(Dataset excerpt)
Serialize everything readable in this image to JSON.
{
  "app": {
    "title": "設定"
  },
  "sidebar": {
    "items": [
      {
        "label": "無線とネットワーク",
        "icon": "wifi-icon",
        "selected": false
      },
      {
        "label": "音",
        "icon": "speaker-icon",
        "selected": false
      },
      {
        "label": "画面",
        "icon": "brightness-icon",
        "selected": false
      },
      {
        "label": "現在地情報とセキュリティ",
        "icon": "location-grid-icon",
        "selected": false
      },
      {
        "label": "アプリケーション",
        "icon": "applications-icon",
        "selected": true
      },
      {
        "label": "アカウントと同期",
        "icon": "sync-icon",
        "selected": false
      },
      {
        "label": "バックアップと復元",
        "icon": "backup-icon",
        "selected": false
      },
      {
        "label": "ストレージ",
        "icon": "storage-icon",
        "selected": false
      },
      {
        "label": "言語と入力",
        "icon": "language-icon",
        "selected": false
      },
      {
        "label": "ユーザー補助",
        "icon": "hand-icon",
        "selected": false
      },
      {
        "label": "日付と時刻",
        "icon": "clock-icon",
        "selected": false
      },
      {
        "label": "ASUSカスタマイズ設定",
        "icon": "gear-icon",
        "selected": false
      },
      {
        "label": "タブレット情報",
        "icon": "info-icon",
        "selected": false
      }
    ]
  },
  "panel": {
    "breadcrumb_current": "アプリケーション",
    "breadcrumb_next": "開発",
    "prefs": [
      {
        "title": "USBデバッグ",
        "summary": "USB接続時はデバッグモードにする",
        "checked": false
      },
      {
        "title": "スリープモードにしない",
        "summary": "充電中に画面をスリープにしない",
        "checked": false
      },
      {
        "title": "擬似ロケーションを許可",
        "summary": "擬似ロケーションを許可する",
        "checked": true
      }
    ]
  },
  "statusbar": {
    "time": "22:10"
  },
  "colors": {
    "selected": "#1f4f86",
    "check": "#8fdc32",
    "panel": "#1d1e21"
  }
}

> [What this task involves]: Every entry must be output again, exactly as written above.

> [Correct response]:
Serialize everything readable in this image to JSON.
{
  "app": {
    "title": "設定"
  },
  "sidebar": {
    "items": [
      {
        "label": "無線とネットワーク",
        "icon": "wifi-icon",
        "selected": false
      },
      {
        "label": "音",
        "icon": "speaker-icon",
        "selected": false
      },
      {
        "label": "画面",
        "icon": "brightness-icon",
        "selected": false
      },
      {
        "label": "現在地情報とセキュリティ",
        "icon": "location-grid-icon",
        "selected": false
      },
      {
        "label": "アプリケーション",
        "icon": "applications-icon",
        "selected": true
      },
      {
        "label": "アカウントと同期",
        "icon": "sync-icon",
        "selected": false
      },
      {
        "label": "バックアップと復元",
        "icon": "backup-icon",
        "selected": false
      },
      {
        "label": "ストレージ",
        "icon": "storage-icon",
        "selected": false
      },
      {
        "label": "言語と入力",
        "icon": "language-icon",
        "selected": false
      },
      {
        "label": "ユーザー補助",
        "icon": "hand-icon",
        "selected": false
      },
      {
        "label": "日付と時刻",
        "icon": "clock-icon",
        "selected": false
      },
      {
        "label": "ASUSカスタマイズ設定",
        "icon": "gear-icon",
        "selected": false
      },
      {
        "label": "タブレット情報",
        "icon": "info-icon",
        "selected": false
      }
    ]
  },
  "panel": {
    "breadcrumb_current": "アプリケーション",
    "breadcrumb_next": "開発",
    "prefs": [
      {
        "title": "USBデバッグ",
        "summary": "USB接続時はデバッグモードにする",
        "checked": false
      },
      {
        "title": "スリープモードにしない",
        "summary": "充電中に画面をスリープにしない",
        "checked": false
      },
      {
        "title": "擬似ロケーションを許可",
        "summary": "擬似ロケーションを許可する",
        "checked": true
      }
    ]
  },
  "statusbar": {
    "time": "22:10"
  },
  "colors": {
    "selected": "#1f4f86",
    "check": "#8fdc32",
    "panel": "#1d1e21"
  }
}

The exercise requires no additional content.